[Excerpts from a figure dataset]
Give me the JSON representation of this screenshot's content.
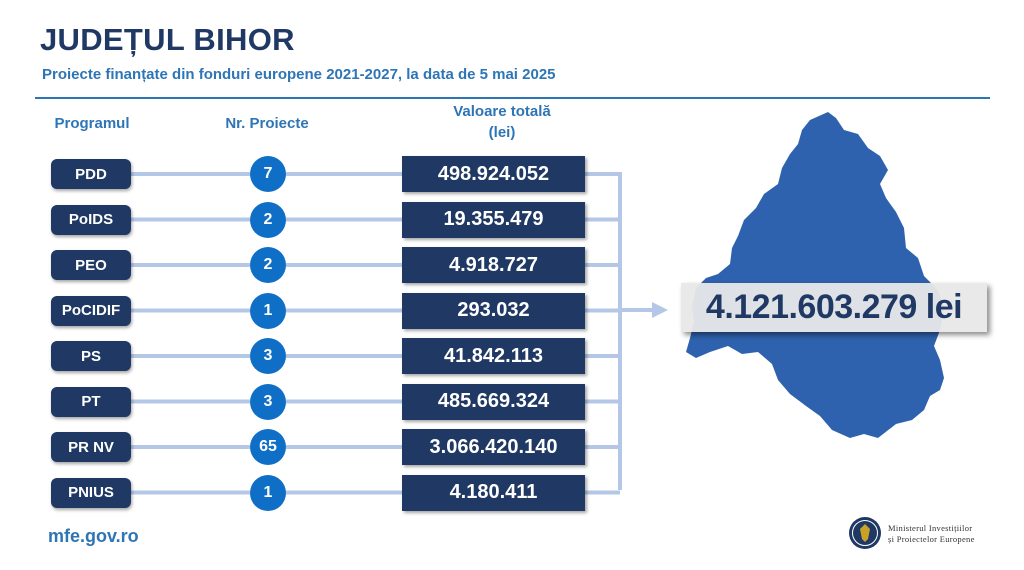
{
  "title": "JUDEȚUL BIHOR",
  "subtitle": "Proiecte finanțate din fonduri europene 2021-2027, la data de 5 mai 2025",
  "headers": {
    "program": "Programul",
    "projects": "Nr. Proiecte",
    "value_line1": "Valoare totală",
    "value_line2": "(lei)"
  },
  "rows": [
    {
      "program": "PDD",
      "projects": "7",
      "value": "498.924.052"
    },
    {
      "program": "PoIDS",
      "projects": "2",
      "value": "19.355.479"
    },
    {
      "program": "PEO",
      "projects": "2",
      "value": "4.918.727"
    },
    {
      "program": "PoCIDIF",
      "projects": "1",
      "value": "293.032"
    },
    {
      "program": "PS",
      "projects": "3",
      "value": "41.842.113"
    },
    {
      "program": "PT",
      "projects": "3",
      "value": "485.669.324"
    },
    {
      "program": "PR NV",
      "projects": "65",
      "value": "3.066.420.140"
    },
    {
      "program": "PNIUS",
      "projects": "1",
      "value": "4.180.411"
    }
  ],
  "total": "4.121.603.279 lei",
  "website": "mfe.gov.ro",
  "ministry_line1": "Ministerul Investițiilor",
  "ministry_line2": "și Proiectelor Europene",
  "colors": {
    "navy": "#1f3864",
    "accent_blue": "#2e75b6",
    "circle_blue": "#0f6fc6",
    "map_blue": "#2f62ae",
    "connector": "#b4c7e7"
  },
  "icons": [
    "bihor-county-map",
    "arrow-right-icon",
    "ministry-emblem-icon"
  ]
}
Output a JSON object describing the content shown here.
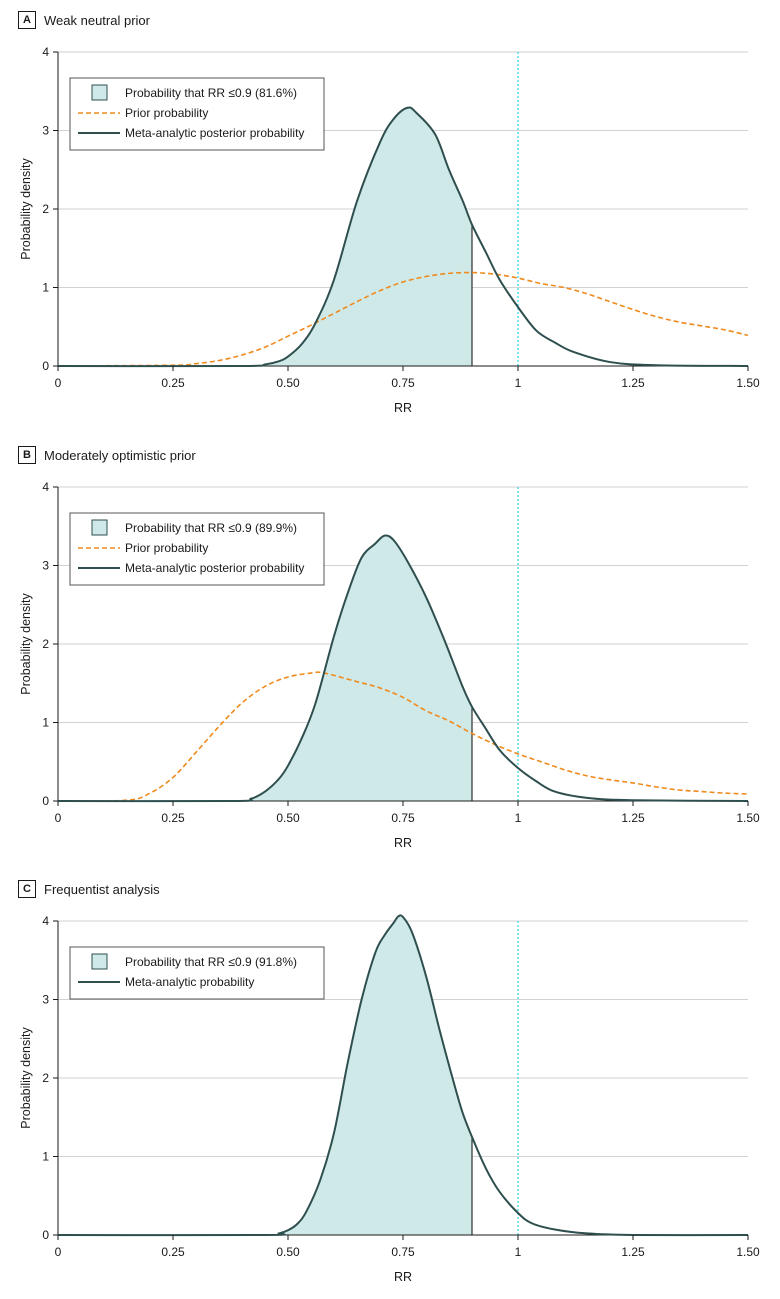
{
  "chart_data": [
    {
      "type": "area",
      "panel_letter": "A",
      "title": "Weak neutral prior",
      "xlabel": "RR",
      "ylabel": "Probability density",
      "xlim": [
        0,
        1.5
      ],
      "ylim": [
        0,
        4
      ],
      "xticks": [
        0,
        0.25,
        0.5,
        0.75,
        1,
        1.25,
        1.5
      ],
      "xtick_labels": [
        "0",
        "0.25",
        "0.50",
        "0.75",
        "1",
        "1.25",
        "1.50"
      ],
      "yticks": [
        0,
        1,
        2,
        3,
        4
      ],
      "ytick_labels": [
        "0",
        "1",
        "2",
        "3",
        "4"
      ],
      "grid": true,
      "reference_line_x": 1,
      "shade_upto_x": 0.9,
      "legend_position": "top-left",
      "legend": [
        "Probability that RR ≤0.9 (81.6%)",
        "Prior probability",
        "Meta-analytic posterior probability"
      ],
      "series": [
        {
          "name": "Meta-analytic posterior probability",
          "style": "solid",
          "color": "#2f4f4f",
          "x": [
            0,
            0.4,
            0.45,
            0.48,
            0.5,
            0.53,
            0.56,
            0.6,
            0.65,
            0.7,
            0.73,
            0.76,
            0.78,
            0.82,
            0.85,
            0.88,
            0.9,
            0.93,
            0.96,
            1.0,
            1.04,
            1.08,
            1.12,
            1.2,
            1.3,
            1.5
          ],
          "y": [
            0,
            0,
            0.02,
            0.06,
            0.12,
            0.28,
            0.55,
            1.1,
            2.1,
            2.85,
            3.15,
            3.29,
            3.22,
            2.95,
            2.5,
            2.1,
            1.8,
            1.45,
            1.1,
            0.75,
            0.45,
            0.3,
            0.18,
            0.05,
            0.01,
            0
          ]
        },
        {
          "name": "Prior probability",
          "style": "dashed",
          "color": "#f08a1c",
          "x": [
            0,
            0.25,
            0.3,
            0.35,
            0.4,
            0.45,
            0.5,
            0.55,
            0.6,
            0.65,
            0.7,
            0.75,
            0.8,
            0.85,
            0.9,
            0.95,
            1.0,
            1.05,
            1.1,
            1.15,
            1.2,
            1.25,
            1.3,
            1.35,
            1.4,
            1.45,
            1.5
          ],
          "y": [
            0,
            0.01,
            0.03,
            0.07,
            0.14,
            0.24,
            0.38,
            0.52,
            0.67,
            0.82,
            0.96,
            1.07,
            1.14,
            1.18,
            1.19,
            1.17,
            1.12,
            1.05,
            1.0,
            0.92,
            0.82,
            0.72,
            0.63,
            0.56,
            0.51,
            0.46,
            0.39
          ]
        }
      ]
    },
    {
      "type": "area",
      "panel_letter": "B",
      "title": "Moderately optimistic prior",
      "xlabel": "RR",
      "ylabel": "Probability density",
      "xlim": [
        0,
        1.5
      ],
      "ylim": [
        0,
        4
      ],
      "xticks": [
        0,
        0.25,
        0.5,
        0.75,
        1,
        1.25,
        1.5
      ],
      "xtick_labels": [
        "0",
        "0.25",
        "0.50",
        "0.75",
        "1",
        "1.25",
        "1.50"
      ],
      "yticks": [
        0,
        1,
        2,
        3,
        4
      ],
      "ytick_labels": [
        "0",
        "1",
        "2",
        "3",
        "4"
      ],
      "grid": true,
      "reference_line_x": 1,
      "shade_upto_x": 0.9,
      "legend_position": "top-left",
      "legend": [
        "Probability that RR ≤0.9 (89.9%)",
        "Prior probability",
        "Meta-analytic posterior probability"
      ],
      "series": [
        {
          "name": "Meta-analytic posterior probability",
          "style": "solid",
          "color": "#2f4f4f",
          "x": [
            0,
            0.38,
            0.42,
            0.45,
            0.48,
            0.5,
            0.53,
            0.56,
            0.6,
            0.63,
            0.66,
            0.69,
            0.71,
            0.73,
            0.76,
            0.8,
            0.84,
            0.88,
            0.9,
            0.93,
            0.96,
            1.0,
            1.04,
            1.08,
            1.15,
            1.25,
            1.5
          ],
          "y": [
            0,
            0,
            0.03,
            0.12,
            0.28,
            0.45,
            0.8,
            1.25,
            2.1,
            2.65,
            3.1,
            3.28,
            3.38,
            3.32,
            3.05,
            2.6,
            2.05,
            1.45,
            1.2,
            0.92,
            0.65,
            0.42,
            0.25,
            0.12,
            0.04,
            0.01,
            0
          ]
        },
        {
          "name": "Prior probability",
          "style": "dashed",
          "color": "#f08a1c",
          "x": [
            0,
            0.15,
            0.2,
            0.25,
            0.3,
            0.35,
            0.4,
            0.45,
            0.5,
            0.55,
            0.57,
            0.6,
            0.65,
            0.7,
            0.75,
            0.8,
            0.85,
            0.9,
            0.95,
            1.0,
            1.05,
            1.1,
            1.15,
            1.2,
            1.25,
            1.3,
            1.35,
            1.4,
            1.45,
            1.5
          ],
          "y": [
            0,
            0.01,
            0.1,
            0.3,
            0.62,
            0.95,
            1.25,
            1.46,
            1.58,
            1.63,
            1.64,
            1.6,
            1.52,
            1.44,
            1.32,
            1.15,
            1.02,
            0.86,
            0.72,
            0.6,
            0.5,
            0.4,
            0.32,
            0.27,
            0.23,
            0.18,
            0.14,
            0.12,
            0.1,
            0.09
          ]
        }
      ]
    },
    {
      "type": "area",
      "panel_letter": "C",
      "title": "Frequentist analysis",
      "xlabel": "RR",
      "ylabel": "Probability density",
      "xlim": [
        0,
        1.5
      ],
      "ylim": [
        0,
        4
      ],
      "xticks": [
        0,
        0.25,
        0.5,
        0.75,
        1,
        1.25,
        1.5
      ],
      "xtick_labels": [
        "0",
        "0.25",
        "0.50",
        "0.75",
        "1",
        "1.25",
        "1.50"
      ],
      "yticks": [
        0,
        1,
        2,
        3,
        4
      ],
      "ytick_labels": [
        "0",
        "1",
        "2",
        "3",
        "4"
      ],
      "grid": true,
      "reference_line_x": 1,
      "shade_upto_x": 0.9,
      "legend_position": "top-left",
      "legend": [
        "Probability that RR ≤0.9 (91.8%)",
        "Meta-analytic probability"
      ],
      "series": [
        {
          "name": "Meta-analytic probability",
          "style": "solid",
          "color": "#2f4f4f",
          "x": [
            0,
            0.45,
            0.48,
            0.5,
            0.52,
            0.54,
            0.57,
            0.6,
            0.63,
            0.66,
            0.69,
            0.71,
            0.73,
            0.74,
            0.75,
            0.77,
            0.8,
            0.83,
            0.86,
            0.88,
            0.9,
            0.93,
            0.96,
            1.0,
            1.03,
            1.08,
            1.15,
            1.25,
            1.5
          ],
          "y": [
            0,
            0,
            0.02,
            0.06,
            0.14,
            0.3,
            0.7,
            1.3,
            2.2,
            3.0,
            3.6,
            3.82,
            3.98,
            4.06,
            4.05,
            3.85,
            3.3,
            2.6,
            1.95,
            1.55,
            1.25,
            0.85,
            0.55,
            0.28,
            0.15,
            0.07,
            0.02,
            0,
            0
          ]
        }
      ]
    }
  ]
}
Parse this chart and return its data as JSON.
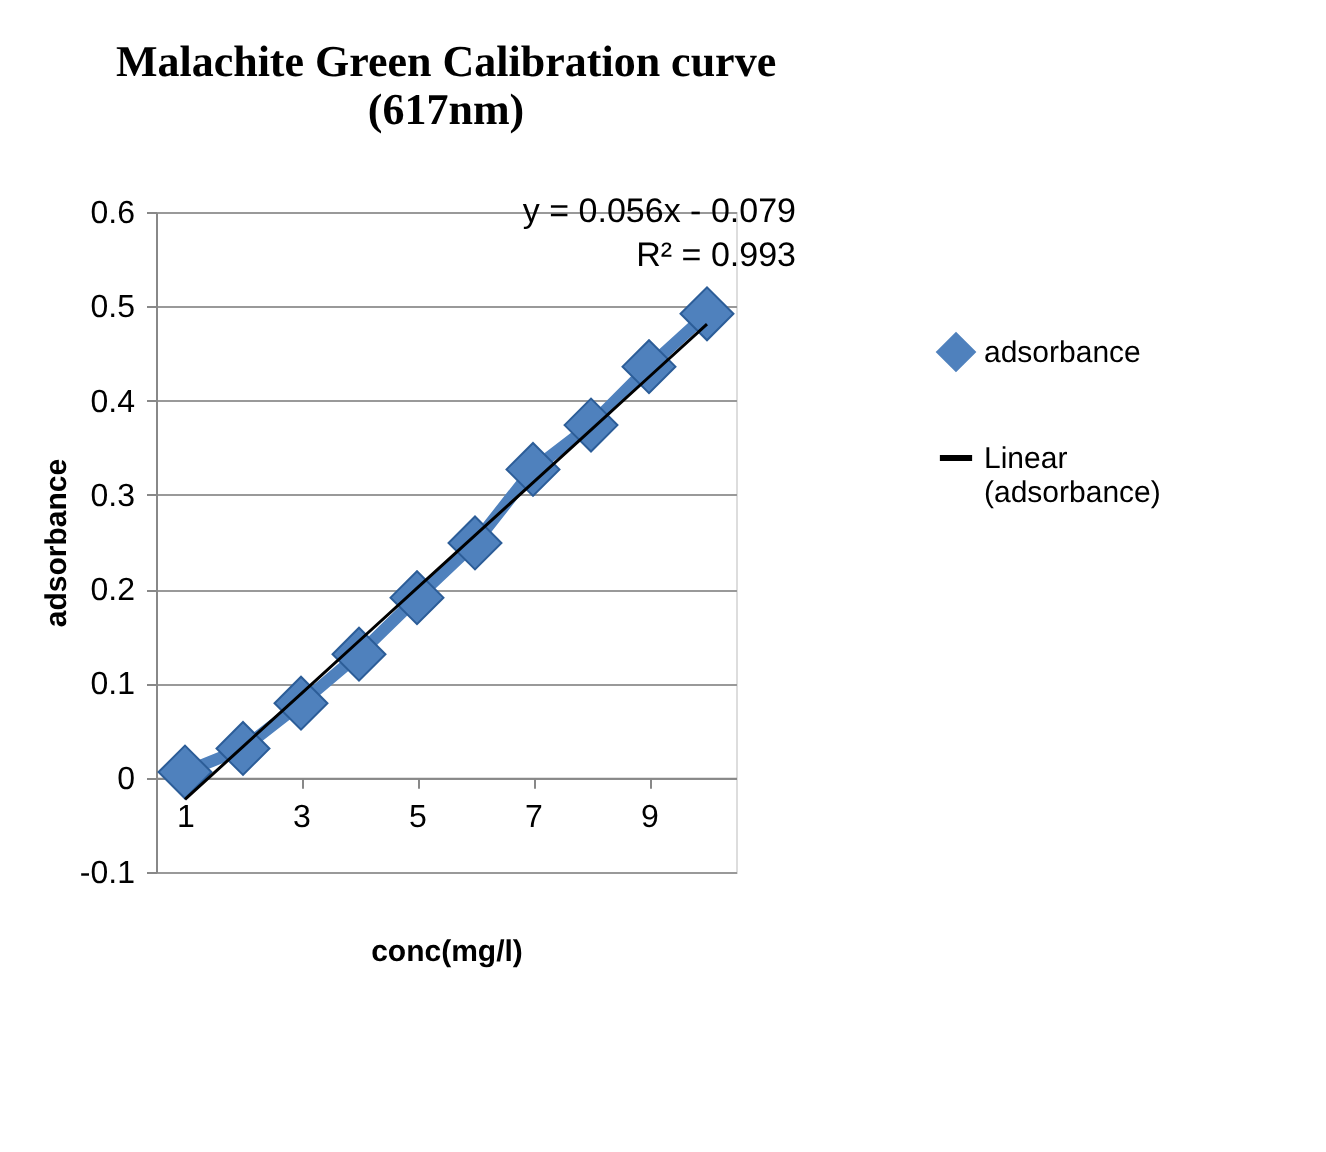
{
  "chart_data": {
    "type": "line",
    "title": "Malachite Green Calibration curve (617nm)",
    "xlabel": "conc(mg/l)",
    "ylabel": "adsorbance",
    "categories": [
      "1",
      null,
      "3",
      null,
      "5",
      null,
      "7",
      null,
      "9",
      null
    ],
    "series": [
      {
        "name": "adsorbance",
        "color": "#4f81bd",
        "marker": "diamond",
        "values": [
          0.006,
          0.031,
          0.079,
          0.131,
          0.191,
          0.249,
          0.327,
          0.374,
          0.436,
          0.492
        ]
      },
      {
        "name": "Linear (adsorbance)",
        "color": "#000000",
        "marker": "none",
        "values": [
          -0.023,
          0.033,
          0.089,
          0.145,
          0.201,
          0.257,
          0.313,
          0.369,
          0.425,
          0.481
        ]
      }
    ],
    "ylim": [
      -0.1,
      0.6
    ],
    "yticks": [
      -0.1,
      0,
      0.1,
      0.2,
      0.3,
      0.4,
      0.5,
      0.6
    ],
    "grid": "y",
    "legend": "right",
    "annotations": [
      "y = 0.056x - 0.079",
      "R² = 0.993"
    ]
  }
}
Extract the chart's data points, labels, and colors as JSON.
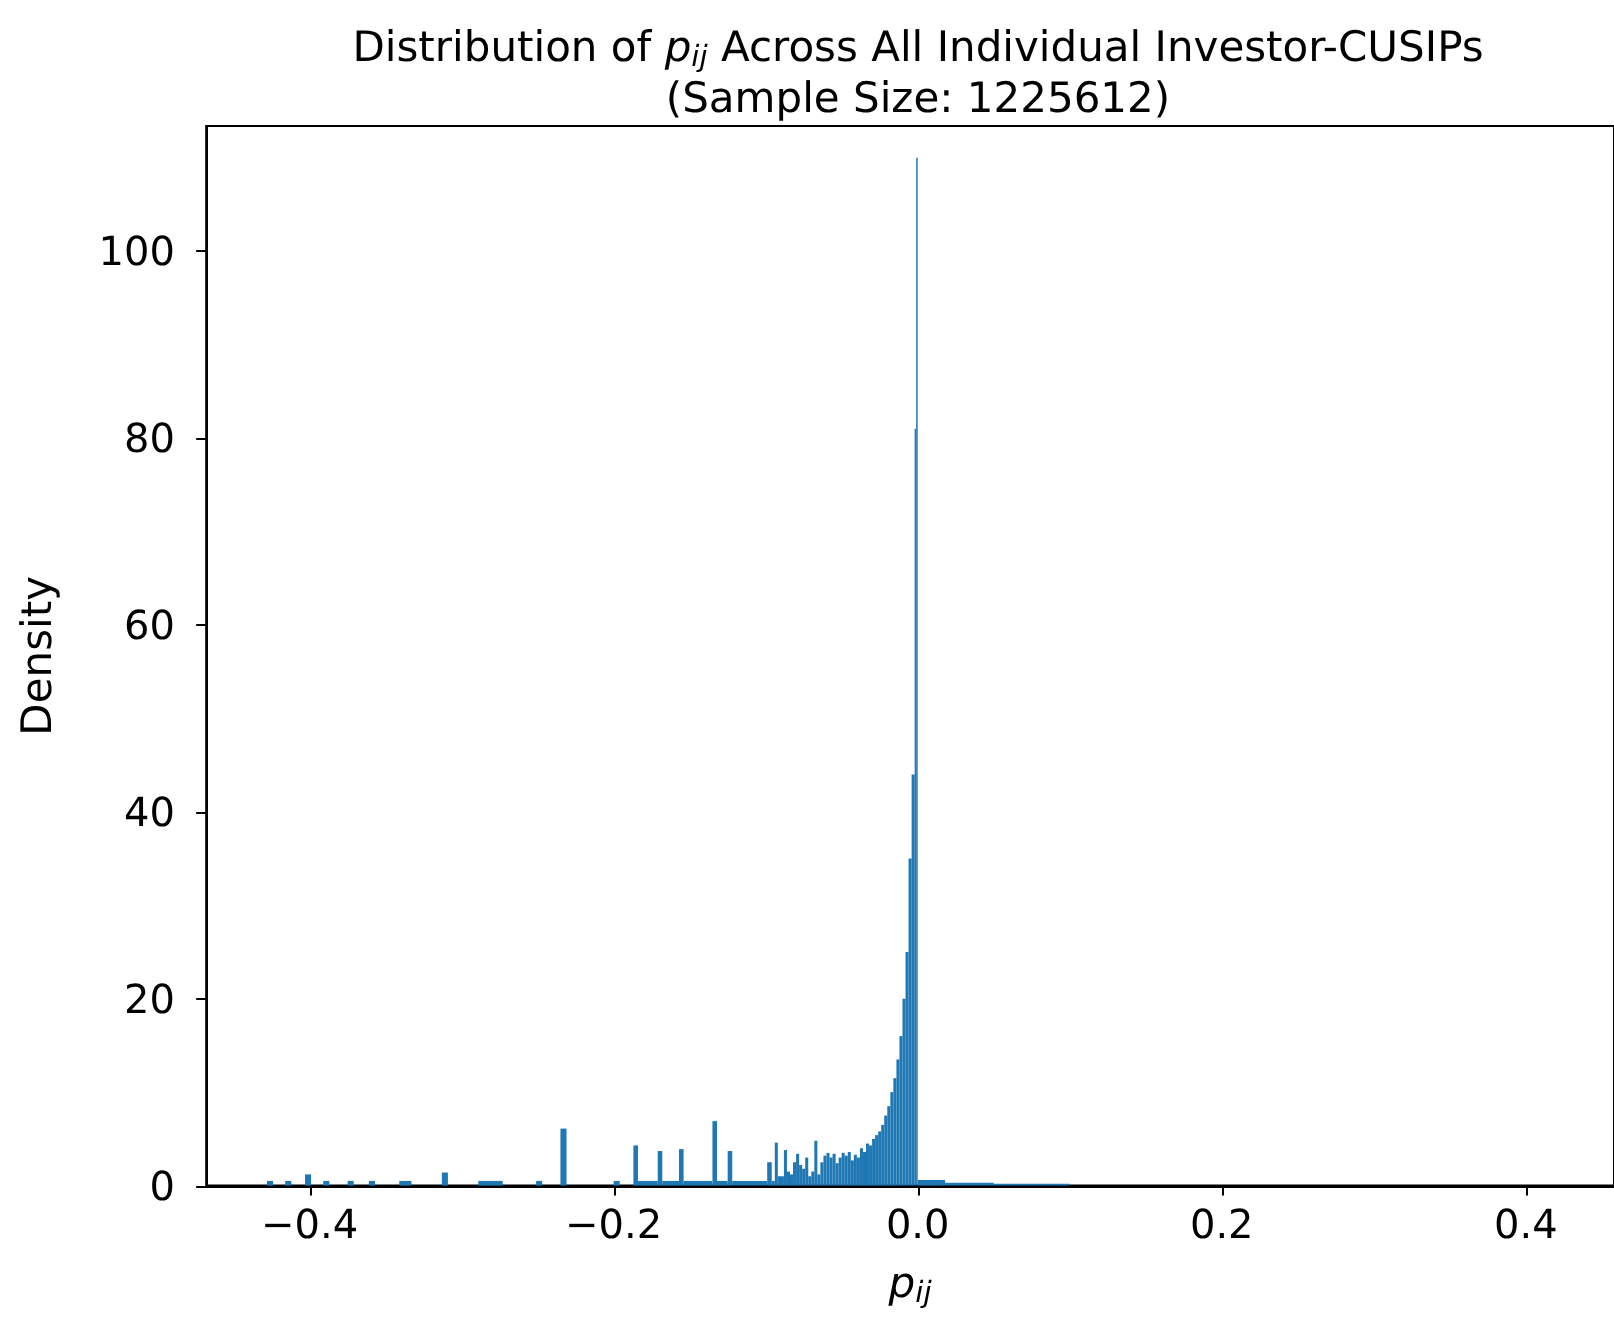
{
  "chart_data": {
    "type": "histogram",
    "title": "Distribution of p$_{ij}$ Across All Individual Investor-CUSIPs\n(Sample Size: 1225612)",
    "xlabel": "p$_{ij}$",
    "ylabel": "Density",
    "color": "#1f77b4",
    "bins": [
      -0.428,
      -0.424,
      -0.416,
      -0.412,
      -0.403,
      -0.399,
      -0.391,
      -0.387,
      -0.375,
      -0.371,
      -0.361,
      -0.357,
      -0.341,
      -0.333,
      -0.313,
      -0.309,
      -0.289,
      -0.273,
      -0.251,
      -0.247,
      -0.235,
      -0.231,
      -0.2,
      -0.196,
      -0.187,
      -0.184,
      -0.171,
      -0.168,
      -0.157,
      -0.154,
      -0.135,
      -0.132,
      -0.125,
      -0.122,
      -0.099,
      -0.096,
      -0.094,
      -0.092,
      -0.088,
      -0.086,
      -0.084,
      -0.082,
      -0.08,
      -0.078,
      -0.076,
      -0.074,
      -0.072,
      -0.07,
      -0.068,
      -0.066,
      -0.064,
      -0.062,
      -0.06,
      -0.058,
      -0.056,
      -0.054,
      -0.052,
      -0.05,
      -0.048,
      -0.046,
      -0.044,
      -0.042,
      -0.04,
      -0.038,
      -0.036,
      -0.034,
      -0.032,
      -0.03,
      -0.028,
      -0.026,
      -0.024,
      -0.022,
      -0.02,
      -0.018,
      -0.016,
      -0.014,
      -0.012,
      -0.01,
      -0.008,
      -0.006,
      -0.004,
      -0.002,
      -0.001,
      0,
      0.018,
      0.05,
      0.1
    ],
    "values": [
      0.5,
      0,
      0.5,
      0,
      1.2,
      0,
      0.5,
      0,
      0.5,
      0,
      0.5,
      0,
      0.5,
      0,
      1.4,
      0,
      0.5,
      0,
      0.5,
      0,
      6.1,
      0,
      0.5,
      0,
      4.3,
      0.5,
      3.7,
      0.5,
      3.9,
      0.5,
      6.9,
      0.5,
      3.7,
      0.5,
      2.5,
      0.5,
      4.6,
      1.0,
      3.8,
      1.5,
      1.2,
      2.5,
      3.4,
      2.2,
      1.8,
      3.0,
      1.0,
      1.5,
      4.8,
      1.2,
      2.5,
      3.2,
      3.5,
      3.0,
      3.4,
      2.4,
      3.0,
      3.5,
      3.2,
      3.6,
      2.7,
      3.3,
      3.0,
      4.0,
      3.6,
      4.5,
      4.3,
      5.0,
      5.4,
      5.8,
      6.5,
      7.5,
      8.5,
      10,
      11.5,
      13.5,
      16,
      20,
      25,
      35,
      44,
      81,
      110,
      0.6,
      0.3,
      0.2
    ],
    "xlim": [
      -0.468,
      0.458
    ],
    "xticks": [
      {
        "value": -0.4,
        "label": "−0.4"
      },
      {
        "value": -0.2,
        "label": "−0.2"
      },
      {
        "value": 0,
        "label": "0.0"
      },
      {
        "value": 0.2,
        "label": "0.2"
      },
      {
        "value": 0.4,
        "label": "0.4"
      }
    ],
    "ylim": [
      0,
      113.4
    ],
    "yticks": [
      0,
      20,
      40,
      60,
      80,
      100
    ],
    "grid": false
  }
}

== WHAT YOU SHOULD DO ==
Show every line in the entries where the string "content" occurs.

== OUTPUT BELOW ==
Give me the JSON representation of this screenshot's content.
Output a JSON object describing the content shown here.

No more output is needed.